● **Exercise details**:
Recast everything in the records from the line containing "ohlc-close-value: 4323.18 bbox=[369, 6, 419, 22]" down to the line containing "time-axis-tick: 15 bbox=[1324, 781, 1340, 796]", both ends included, as a numbered list. Leave out any blank lines.

● **Information shown**:
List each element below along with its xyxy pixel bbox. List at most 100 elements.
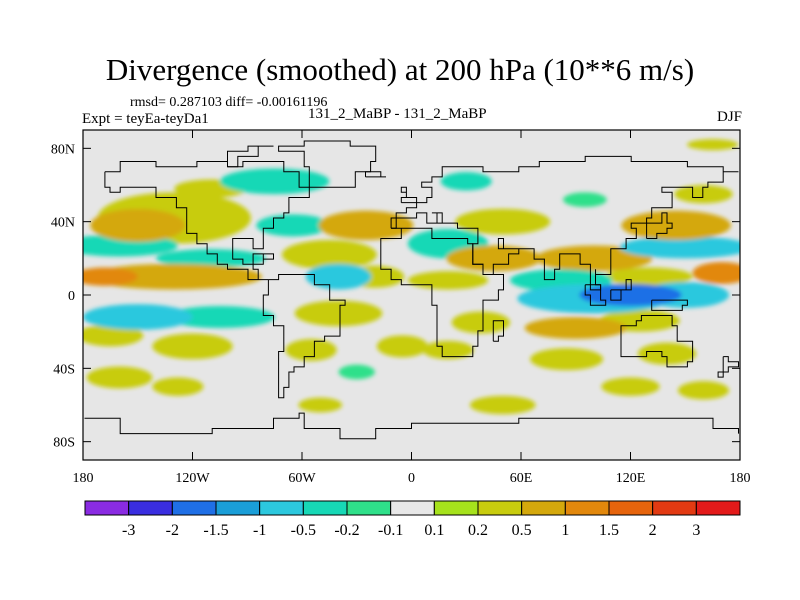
divergence-cell <box>422 340 474 360</box>
divergence-cell <box>687 139 739 151</box>
chart-title: Divergence (smoothed) at 200 hPa (10**6 … <box>105 52 695 87</box>
divergence-cell <box>562 192 607 208</box>
divergence-cell <box>407 271 489 290</box>
divergence-cell <box>535 245 653 272</box>
x-tick-label: 180 <box>730 471 751 486</box>
colorbar-swatch <box>128 500 173 516</box>
continent-outline <box>365 171 386 178</box>
divergence-cell <box>256 214 330 237</box>
colorbar-swatch <box>477 500 523 516</box>
colorbar-label: -1 <box>253 522 266 539</box>
divergence-cell <box>446 245 542 272</box>
divergence-cell <box>281 240 377 270</box>
colorbar-swatch <box>608 500 654 516</box>
divergence-cell <box>677 381 730 400</box>
colorbar-swatch <box>521 500 566 516</box>
divergence-cell <box>530 348 604 371</box>
x-tick-label: 120E <box>616 471 646 486</box>
colorbar-swatch <box>695 500 741 516</box>
colorbar-label: 1.5 <box>599 522 619 539</box>
colorbar-swatch <box>171 500 217 516</box>
continent-outline <box>390 155 739 291</box>
colorbar-swatch <box>84 500 130 516</box>
continent-outline <box>252 253 274 265</box>
experiment-label: Expt = teyEa-teyDa1 <box>82 111 209 127</box>
divergence-cell <box>294 300 383 327</box>
y-tick-label: 80N <box>51 142 75 157</box>
colorbar-swatch <box>302 500 348 516</box>
divergence-cell <box>674 185 733 204</box>
continent-outline <box>84 412 739 440</box>
divergence-cell <box>621 210 731 240</box>
experiments-label: 131_2_MaBP - 131_2_MaBP <box>308 106 487 122</box>
colorbar-label: 1 <box>561 522 569 539</box>
divergence-cell <box>440 172 492 191</box>
divergence-cell <box>376 335 428 358</box>
divergence-cell <box>469 395 536 415</box>
colorbar-swatch <box>215 500 261 516</box>
continent-outline <box>651 299 688 311</box>
divergence-cell <box>83 324 144 347</box>
divergence-cell <box>604 267 693 286</box>
y-tick-label: 40S <box>53 362 75 377</box>
season-label: DJF <box>716 109 742 125</box>
continent-outline <box>262 274 346 399</box>
divergence-cell <box>285 339 337 361</box>
colorbar-swatch <box>259 500 304 516</box>
rmsd-label: rmsd= 0.287103 diff= -0.00161196 <box>130 95 328 110</box>
continent-outline <box>646 212 673 239</box>
divergence-cell <box>455 208 551 235</box>
colorbar-label: 0.1 <box>424 522 444 539</box>
continent-outline <box>610 279 632 301</box>
continent-outline <box>620 315 694 368</box>
divergence-cell <box>156 249 266 268</box>
continent-outline <box>278 140 377 188</box>
colorbar-label: 2 <box>649 522 657 539</box>
divergence-cell <box>524 317 627 339</box>
colorbar-label: -3 <box>122 522 135 539</box>
x-tick-label: 0 <box>408 471 415 486</box>
divergence-cell <box>86 263 262 290</box>
continent-outline <box>104 161 310 281</box>
x-tick-label: 60E <box>510 471 533 486</box>
divergence-cell <box>579 284 682 306</box>
x-tick-label: 120W <box>175 471 210 486</box>
colorbar-swatch <box>652 500 697 516</box>
y-tick-label: 80S <box>53 436 75 451</box>
y-tick-label: 0 <box>68 289 75 304</box>
divergence-cell <box>338 364 375 380</box>
x-tick-label: 180 <box>73 471 94 486</box>
x-tick-label: 60W <box>288 471 316 486</box>
colorbar-swatch <box>433 500 479 516</box>
colorbar-label: -0.1 <box>378 522 403 539</box>
colorbar-swatch <box>390 500 435 516</box>
divergence-cell <box>305 263 372 290</box>
colorbar-label: -1.5 <box>203 522 228 539</box>
colorbar-label: -0.5 <box>291 522 316 539</box>
colorbar-swatch <box>346 500 392 516</box>
divergence-cell <box>637 342 697 365</box>
colorbar-label: 0.5 <box>512 522 532 539</box>
divergence-cell <box>90 208 186 242</box>
divergence-cell <box>692 262 740 284</box>
divergence-cell <box>83 304 193 330</box>
colorbar-label: -2 <box>166 522 179 539</box>
continent-outline <box>717 356 739 378</box>
continent-outline <box>227 145 274 168</box>
divergence-cell <box>83 267 138 286</box>
divergence-cell <box>298 397 343 413</box>
colorbar-label: 0.2 <box>468 522 488 539</box>
divergence-cell <box>451 311 511 334</box>
continent-outline <box>400 186 418 204</box>
divergence-cell <box>152 333 233 360</box>
divergence-cell <box>601 377 660 396</box>
continent-outline <box>584 284 607 306</box>
y-tick-label: 40N <box>51 216 75 231</box>
colorbar-label: 3 <box>692 522 700 539</box>
continent-outline <box>492 320 504 342</box>
divergence-cell <box>619 236 740 259</box>
divergence-cell <box>219 168 330 195</box>
divergence-cell <box>152 377 204 396</box>
colorbar-swatch <box>564 500 610 516</box>
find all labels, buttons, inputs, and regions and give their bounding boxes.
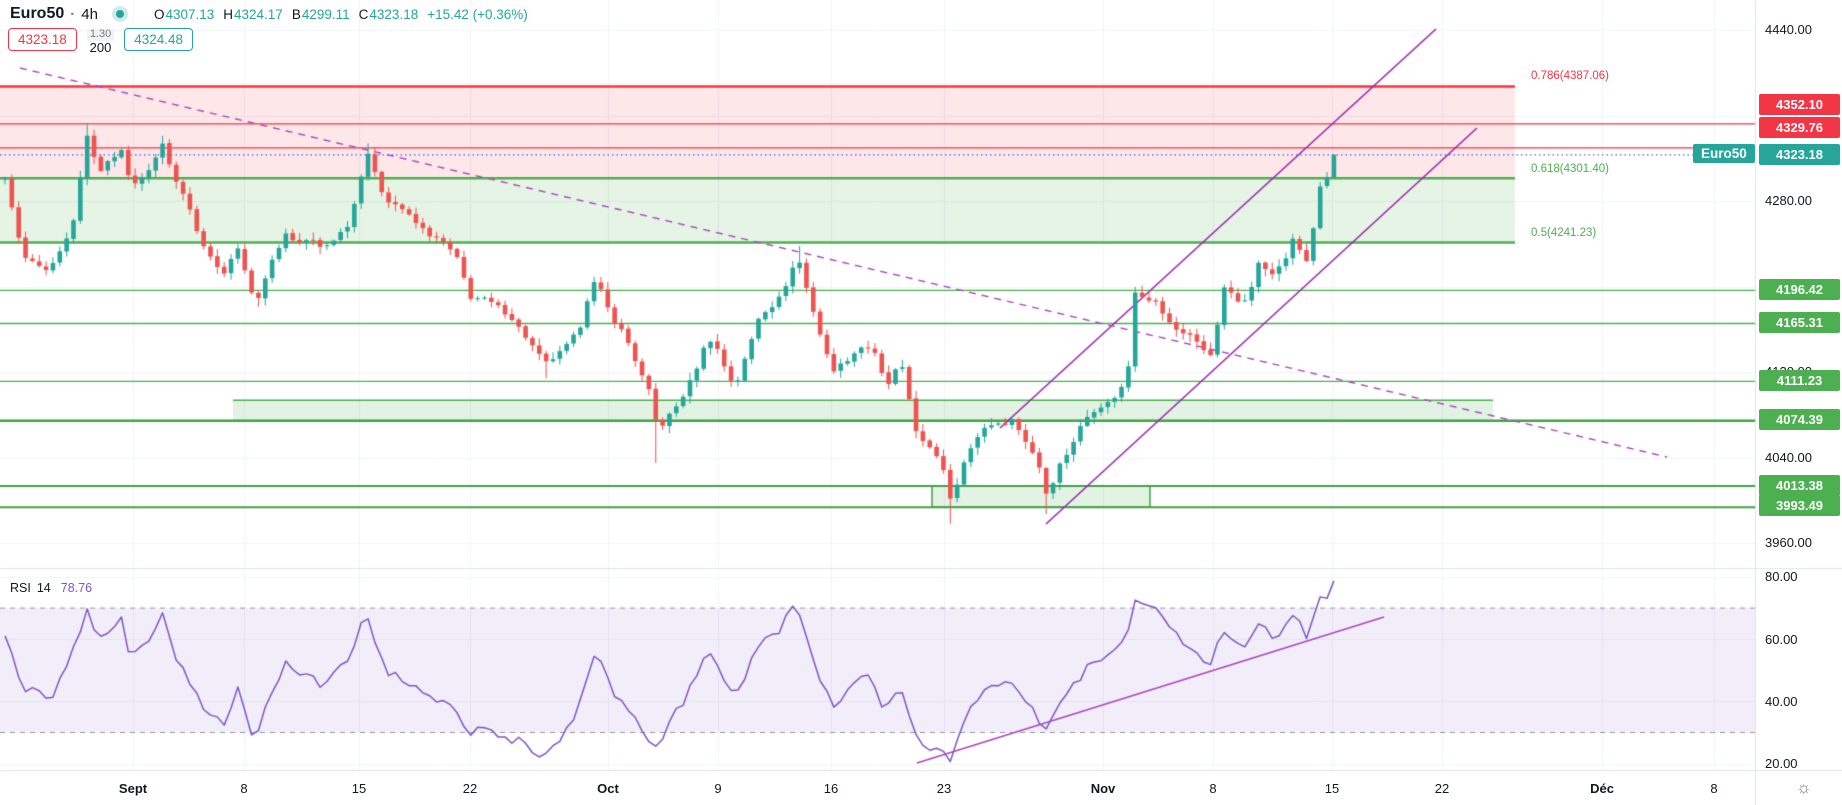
ohlc-close-value: 4323.18 bbox=[369, 6, 419, 22]
time-axis-tick: 22 bbox=[462, 781, 478, 796]
alert-price-box[interactable]: 4323.18 bbox=[8, 28, 77, 51]
price-axis-badge: 4111.23 bbox=[1759, 370, 1840, 391]
time-axis-tick: 15 bbox=[1324, 781, 1340, 796]
ohlc-high-label: H bbox=[223, 6, 234, 22]
rsi-value: 78.76 bbox=[60, 581, 93, 595]
price-axis-tick: 60.00 bbox=[1765, 632, 1798, 647]
ohlc-values: O 4307.13 H 4324.17 B 4299.11 C 4323.18 +15.… bbox=[154, 7, 528, 22]
ohlc-low-value: 4299.11 bbox=[301, 6, 350, 22]
price-axis-tick: 4040.00 bbox=[1765, 450, 1812, 465]
fib-level-label: 0.786(4387.06) bbox=[1531, 70, 1610, 82]
time-axis-tick: 8 bbox=[1710, 781, 1718, 796]
ohlc-open-label: O bbox=[153, 6, 165, 22]
price-axis-tick: 80.00 bbox=[1765, 569, 1798, 584]
time-axis-tick: 22 bbox=[1434, 781, 1450, 796]
time-axis-tick: Oct bbox=[597, 781, 619, 796]
price-axis-tick: 4280.00 bbox=[1765, 193, 1812, 208]
price-axis-badge: 4323.18 bbox=[1759, 144, 1840, 165]
price-axis-badge: 4329.76 bbox=[1759, 117, 1840, 138]
indicator-mini-values: 1.30 200 bbox=[86, 28, 115, 55]
time-axis-tick: 16 bbox=[823, 781, 839, 796]
timeframe[interactable]: 4h bbox=[81, 5, 98, 23]
rsi-header[interactable]: RSI 14 78.76 bbox=[10, 581, 92, 595]
time-axis-tick: 9 bbox=[714, 781, 722, 796]
price-axis-badge: 4165.31 bbox=[1759, 312, 1840, 333]
fib-level-label: 0.618(4301.40) bbox=[1531, 163, 1610, 175]
time-axis-tick: Déc bbox=[1590, 781, 1614, 796]
theme-toggle-icon[interactable]: ☼ bbox=[1796, 778, 1812, 797]
time-axis-tick: 15 bbox=[351, 781, 367, 796]
ohlc-low-label: B bbox=[291, 6, 301, 22]
price-axis-badge: 4013.38 bbox=[1759, 475, 1840, 496]
price-axis-badge: 4196.42 bbox=[1759, 279, 1840, 300]
chart-header: Euro50 · 4h O 4307.13 H 4324.17 B 4299.11 C… bbox=[10, 5, 528, 23]
indicator-mini-top: 1.30 bbox=[86, 28, 115, 41]
current-price-symbol-tag: Euro50 bbox=[1693, 144, 1755, 163]
ma-price-box[interactable]: 4324.48 bbox=[124, 28, 194, 51]
fib-level-label: 0.5(4241.23) bbox=[1531, 227, 1597, 239]
time-axis-tick: 8 bbox=[1209, 781, 1217, 796]
price-axis-tick: 3960.00 bbox=[1765, 535, 1812, 550]
symbol-separator: · bbox=[70, 5, 76, 23]
rsi-indicator-name: RSI bbox=[10, 581, 31, 595]
time-axis-tick: Nov bbox=[1090, 781, 1116, 796]
time-axis-tick: 23 bbox=[936, 781, 952, 796]
market-status-icon[interactable] bbox=[111, 6, 128, 22]
price-axis-tick: 20.00 bbox=[1765, 756, 1798, 771]
time-axis-tick: Sept bbox=[118, 781, 148, 796]
price-axis-badge: 4074.39 bbox=[1759, 409, 1840, 430]
indicator-mini-bottom: 200 bbox=[89, 39, 112, 55]
price-change: +15.42 (+0.36%) bbox=[427, 6, 528, 22]
price-label-boxes: 4323.18 1.30 200 4324.48 bbox=[8, 28, 194, 55]
price-axis-badge: 4352.10 bbox=[1759, 94, 1840, 115]
ohlc-high-value: 4324.17 bbox=[234, 6, 283, 22]
symbol-name[interactable]: Euro50 bbox=[10, 5, 65, 22]
ohlc-open-value: 4307.13 bbox=[165, 6, 215, 22]
time-axis-tick: 8 bbox=[240, 781, 248, 796]
price-axis-tick: 4440.00 bbox=[1765, 22, 1812, 37]
price-axis-badge: 3993.49 bbox=[1759, 495, 1840, 516]
ohlc-close-label: C bbox=[358, 6, 369, 22]
rsi-indicator-length: 14 bbox=[36, 581, 51, 595]
price-axis-tick: 40.00 bbox=[1765, 694, 1798, 709]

● **Problem solution**:
1. ohlc-close-value: 4323.18 bbox=[369, 6, 419, 22]
2. time-axis-tick: 22 bbox=[462, 781, 478, 796]
3. alert-price-box[interactable]: 4323.18 bbox=[8, 28, 77, 51]
4. price-axis-badge: 4111.23 bbox=[1759, 370, 1840, 391]
5. time-axis-tick: 15 bbox=[1324, 781, 1340, 796]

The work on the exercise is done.